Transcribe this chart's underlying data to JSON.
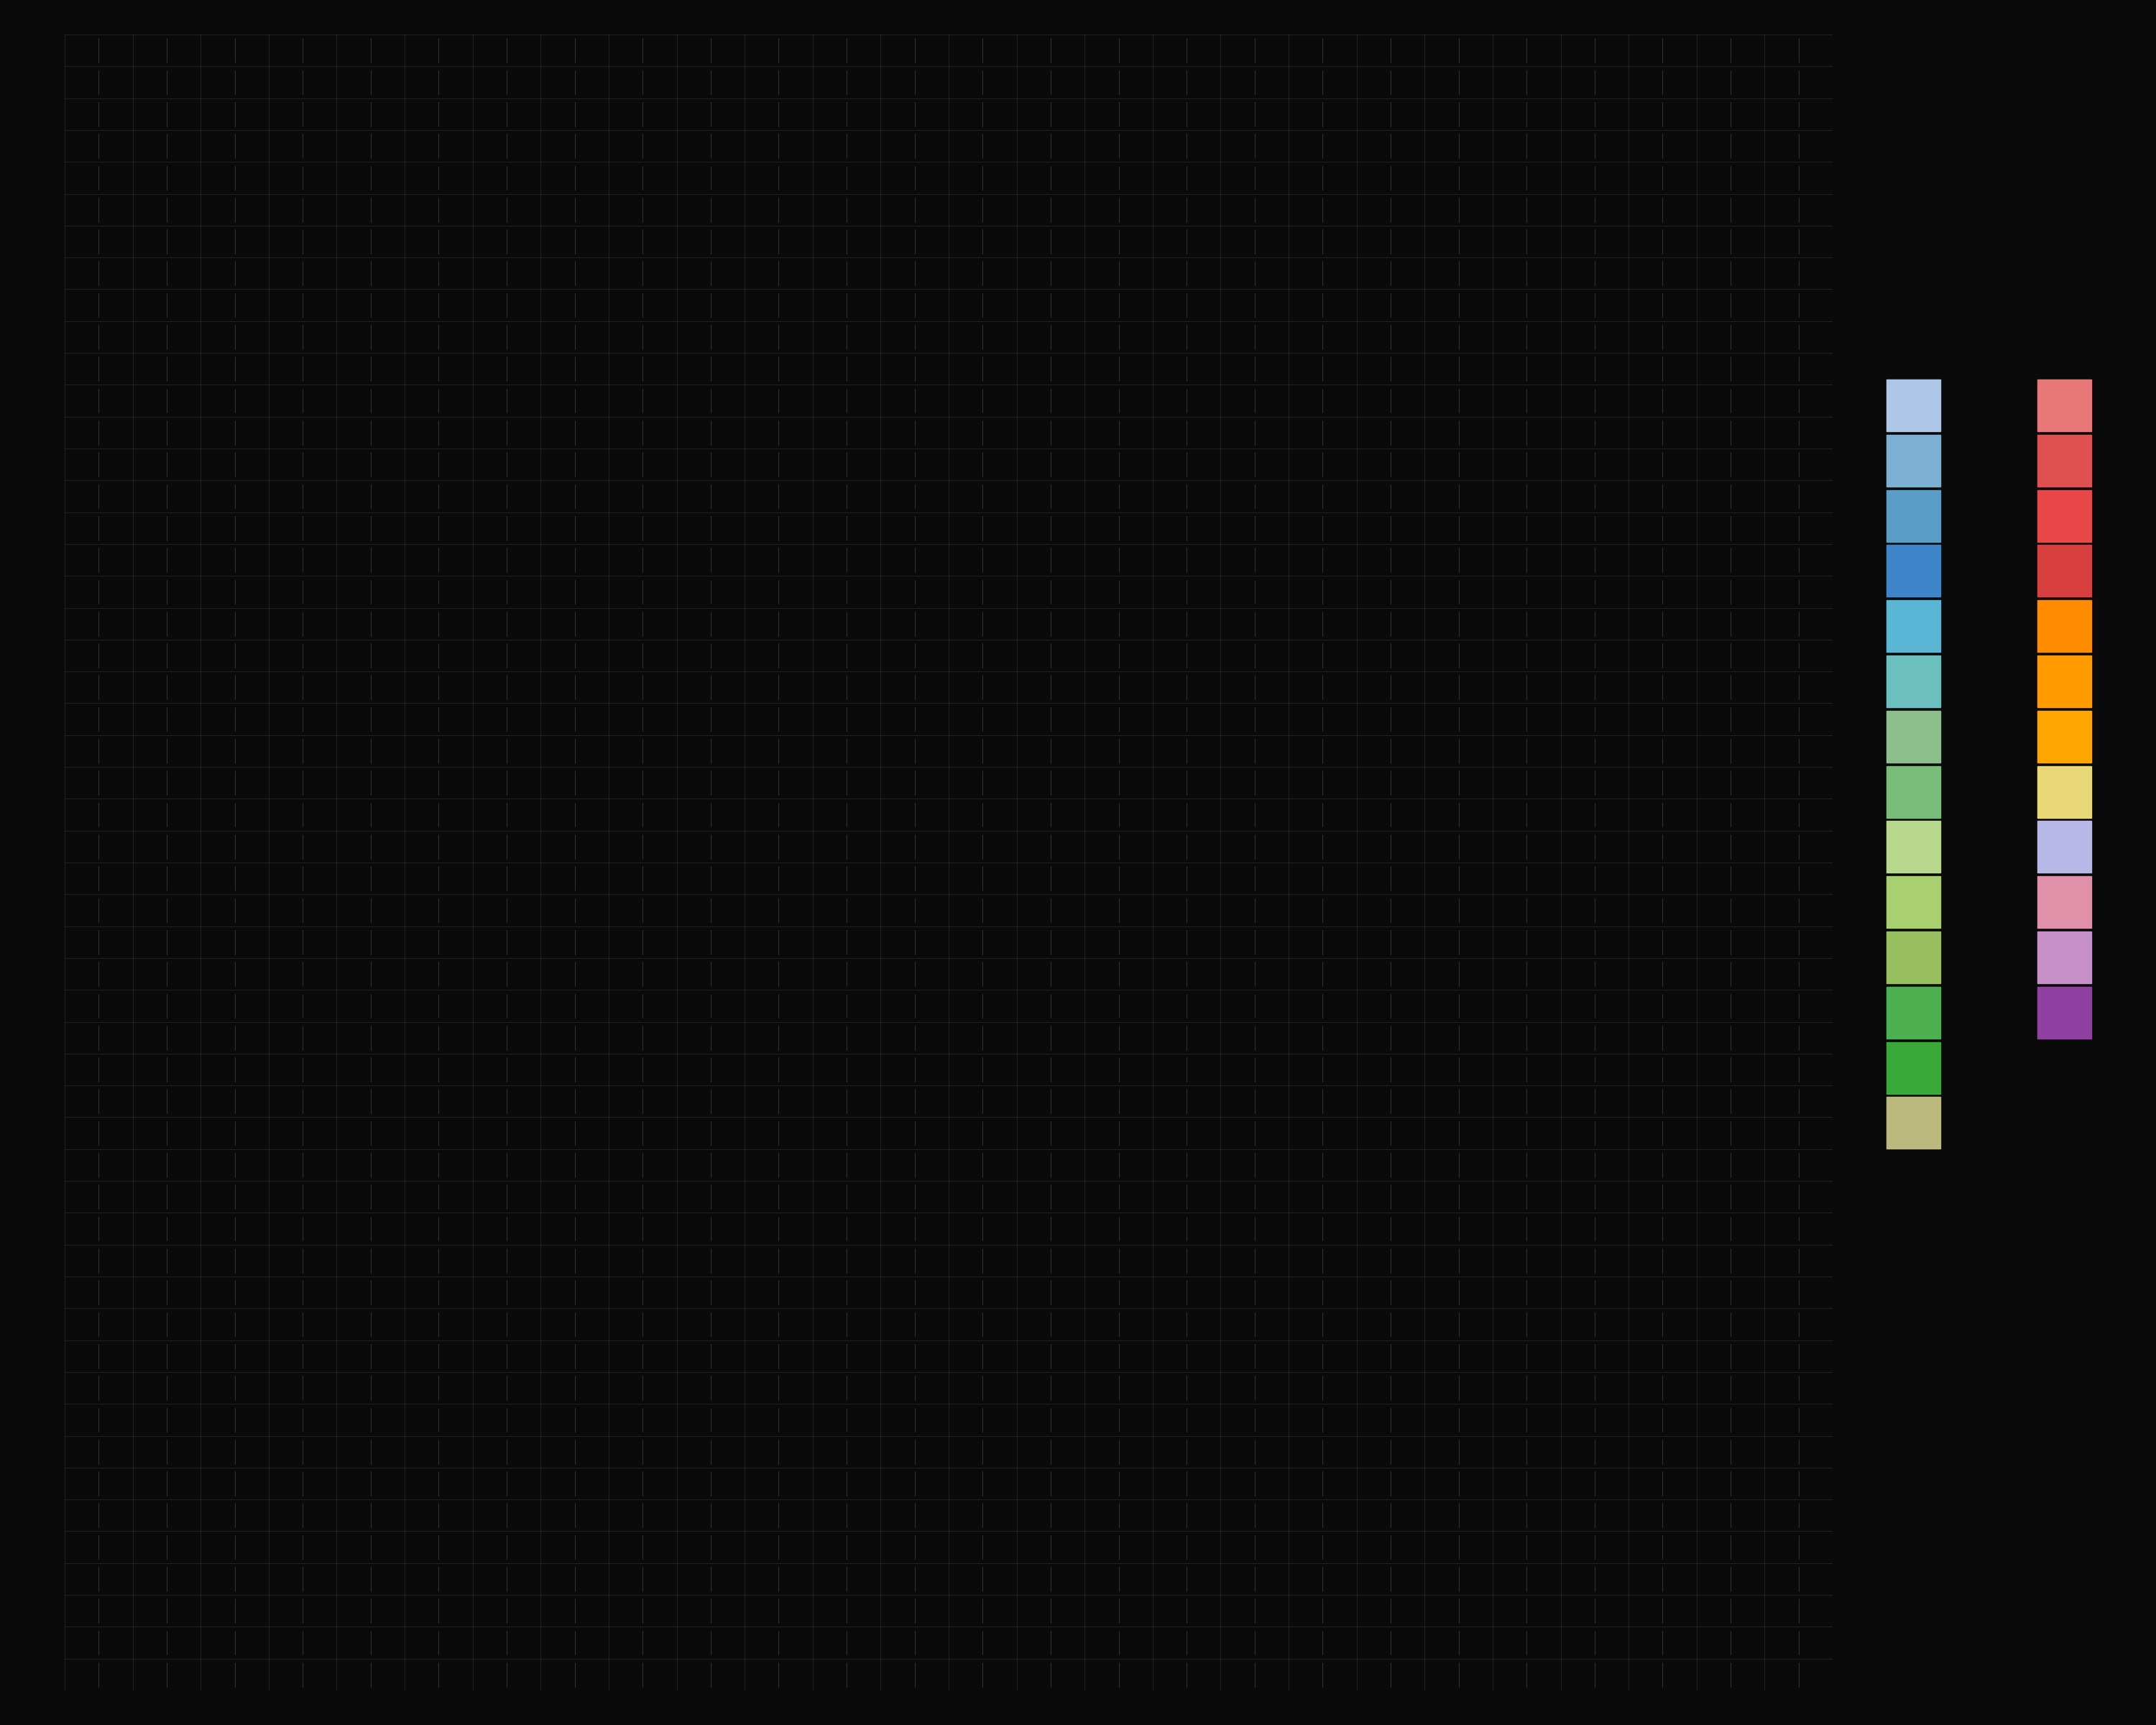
{
  "background_color": "#0a0a0a",
  "grid_color": "#2a2a2a",
  "n_clusters": 26,
  "n_genes_per_cluster": 2,
  "cluster_colors": [
    "#aec6e8",
    "#aec6e8",
    "#4c9fcf",
    "#4c9fcf",
    "#5db3d5",
    "#5db3d5",
    "#3a7ebf",
    "#3a7ebf",
    "#3a7ebf",
    "#3a7ebf",
    "#7bbf7f",
    "#7bbf7f",
    "#8cbe4f",
    "#8cbe4f",
    "#b8d98d",
    "#b8d98d",
    "#b8d98d",
    "#b8d98d",
    "#b8d98d",
    "#b8d98d",
    "#4caf50",
    "#4caf50",
    "#7fbf7f",
    "#7fbf7f",
    "#bcb97f",
    "#bcb97f",
    "#d4a57a",
    "#d4a57a",
    "#e07060",
    "#e07060",
    "#e05050",
    "#e05050",
    "#e05050",
    "#e05050",
    "#e05050",
    "#e05050",
    "#ff8c00",
    "#ff8c00",
    "#ff8c00",
    "#ff8c00",
    "#ff8c00",
    "#ff8c00",
    "#e8b87a",
    "#e8b87a",
    "#b0b0d8",
    "#b0b0d8",
    "#c8a0c8",
    "#c8a0c8",
    "#e07890",
    "#e07890",
    "#9040a0",
    "#9040a0"
  ],
  "legend_colors_left": [
    "#aec6e8",
    "#4c9fcf",
    "#5db3d5",
    "#3a7ebf",
    "#3a7ebf",
    "#7bbf7f",
    "#8cbe4f",
    "#b8d98d",
    "#b8d98d",
    "#b8d98d",
    "#4caf50",
    "#7fbf7f",
    "#bcb97f",
    "#d4a57a"
  ],
  "legend_colors_right": [
    "#e07060",
    "#e05050",
    "#e05050",
    "#e05050",
    "#ff8c00",
    "#ff8c00",
    "#ff8c00",
    "#e8b87a",
    "#b0b0d8",
    "#c8a0c8",
    "#e07890",
    "#9040a0"
  ]
}
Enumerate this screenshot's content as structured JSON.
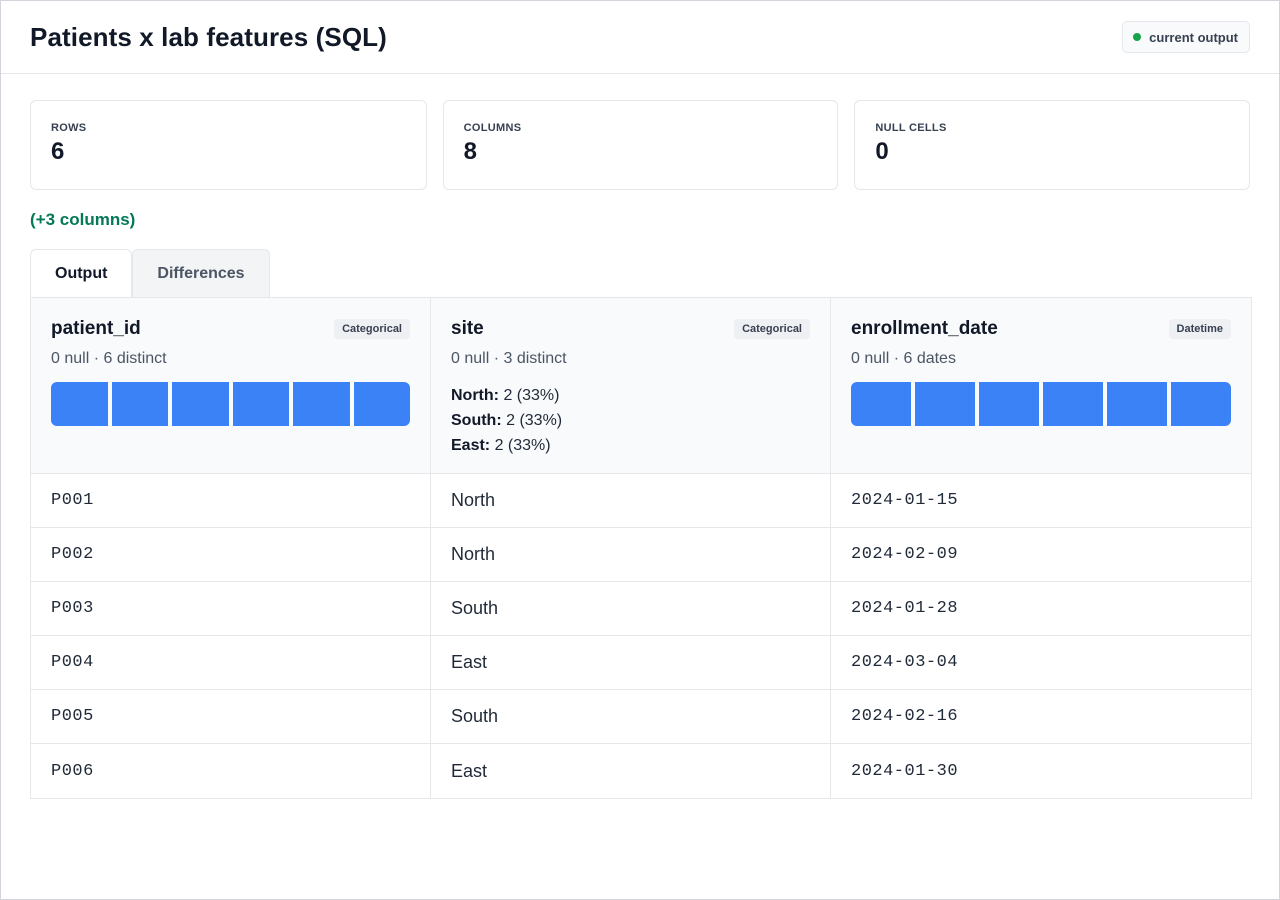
{
  "header": {
    "title": "Patients x lab features (SQL)",
    "status_label": "current output",
    "status_color": "#16a34a"
  },
  "stats": [
    {
      "label": "ROWS",
      "value": "6"
    },
    {
      "label": "COLUMNS",
      "value": "8"
    },
    {
      "label": "NULL CELLS",
      "value": "0"
    }
  ],
  "delta_note": "(+3 columns)",
  "tabs": [
    {
      "label": "Output",
      "active": true
    },
    {
      "label": "Differences",
      "active": false
    }
  ],
  "columns": [
    {
      "name": "patient_id",
      "type": "Categorical",
      "summary": "0 null · 6 distinct",
      "bar_fractions": [
        0.1667,
        0.1667,
        0.1667,
        0.1667,
        0.1667,
        0.1667
      ]
    },
    {
      "name": "site",
      "type": "Categorical",
      "summary": "0 null · 3 distinct",
      "distribution": [
        {
          "label": "North:",
          "value": "2 (33%)"
        },
        {
          "label": "South:",
          "value": "2 (33%)"
        },
        {
          "label": "East:",
          "value": "2 (33%)"
        }
      ]
    },
    {
      "name": "enrollment_date",
      "type": "Datetime",
      "summary": "0 null · 6 dates",
      "bar_fractions": [
        0.1667,
        0.1667,
        0.1667,
        0.1667,
        0.1667,
        0.1667
      ]
    }
  ],
  "rows": [
    {
      "patient_id": "P001",
      "site": "North",
      "enrollment_date": "2024-01-15"
    },
    {
      "patient_id": "P002",
      "site": "North",
      "enrollment_date": "2024-02-09"
    },
    {
      "patient_id": "P003",
      "site": "South",
      "enrollment_date": "2024-01-28"
    },
    {
      "patient_id": "P004",
      "site": "East",
      "enrollment_date": "2024-03-04"
    },
    {
      "patient_id": "P005",
      "site": "South",
      "enrollment_date": "2024-02-16"
    },
    {
      "patient_id": "P006",
      "site": "East",
      "enrollment_date": "2024-01-30"
    }
  ],
  "accent_color": "#3b82f6",
  "delta_color": "#047857"
}
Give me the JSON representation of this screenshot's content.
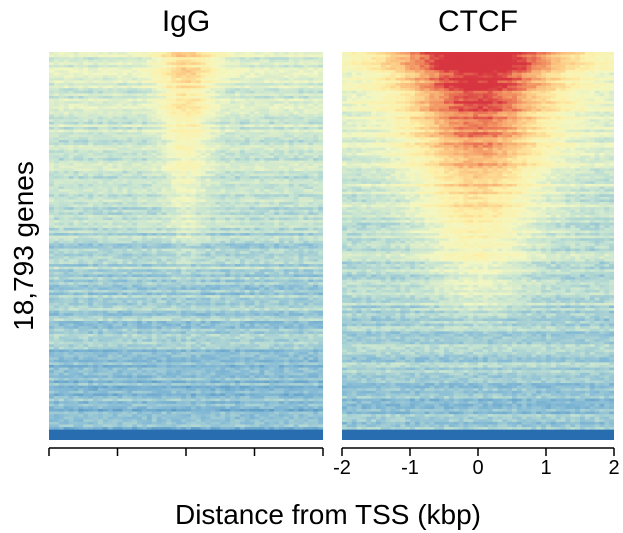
{
  "chart_data": {
    "type": "heatmap",
    "ylabel": "18,793 genes",
    "xlabel": "Distance from TSS (kbp)",
    "xlim": [
      -2,
      2
    ],
    "x_ticks": [
      -2,
      -1,
      0,
      1,
      2
    ],
    "x_tick_labels": [
      "-2",
      "-1",
      "0",
      "1",
      "2"
    ],
    "colormap": [
      "#2166ac",
      "#4d8fc0",
      "#86bbd6",
      "#c6e4d2",
      "#f2f7c3",
      "#fdf0a8",
      "#fcc883",
      "#f08a5d",
      "#d73540"
    ],
    "rows_sorted_by": "signal, descending",
    "panels": [
      {
        "title": "IgG",
        "show_tick_labels": false,
        "peak_intensity": 0.62,
        "peak_halfwidth_top_kbp": 0.33,
        "peak_halfwidth_bottom_kbp": 0.08,
        "background_intensity": 0.3
      },
      {
        "title": "CTCF",
        "show_tick_labels": true,
        "peak_intensity": 1.0,
        "peak_halfwidth_top_kbp": 0.95,
        "peak_halfwidth_bottom_kbp": 0.3,
        "background_intensity": 0.33
      }
    ]
  }
}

---*---

== TRY IT ==
Exclude all pictures and return precisely the lines from the one containing "Give me the" through the closing line of the data.

== EXERCISE RESULT ==
Give me the JSON representation of this screenshot's content.
{
  "chart_data": {
    "type": "heatmap",
    "ylabel": "18,793 genes",
    "xlabel": "Distance from TSS (kbp)",
    "xlim": [
      -2,
      2
    ],
    "x_ticks": [
      -2,
      -1,
      0,
      1,
      2
    ],
    "x_tick_labels": [
      "-2",
      "-1",
      "0",
      "1",
      "2"
    ],
    "colormap": [
      "#2166ac",
      "#4d8fc0",
      "#86bbd6",
      "#c6e4d2",
      "#f2f7c3",
      "#fdf0a8",
      "#fcc883",
      "#f08a5d",
      "#d73540"
    ],
    "rows_sorted_by": "signal, descending",
    "panels": [
      {
        "title": "IgG",
        "show_tick_labels": false,
        "peak_intensity": 0.62,
        "peak_halfwidth_top_kbp": 0.33,
        "peak_halfwidth_bottom_kbp": 0.08,
        "background_intensity": 0.3
      },
      {
        "title": "CTCF",
        "show_tick_labels": true,
        "peak_intensity": 1.0,
        "peak_halfwidth_top_kbp": 0.95,
        "peak_halfwidth_bottom_kbp": 0.3,
        "background_intensity": 0.33
      }
    ]
  }
}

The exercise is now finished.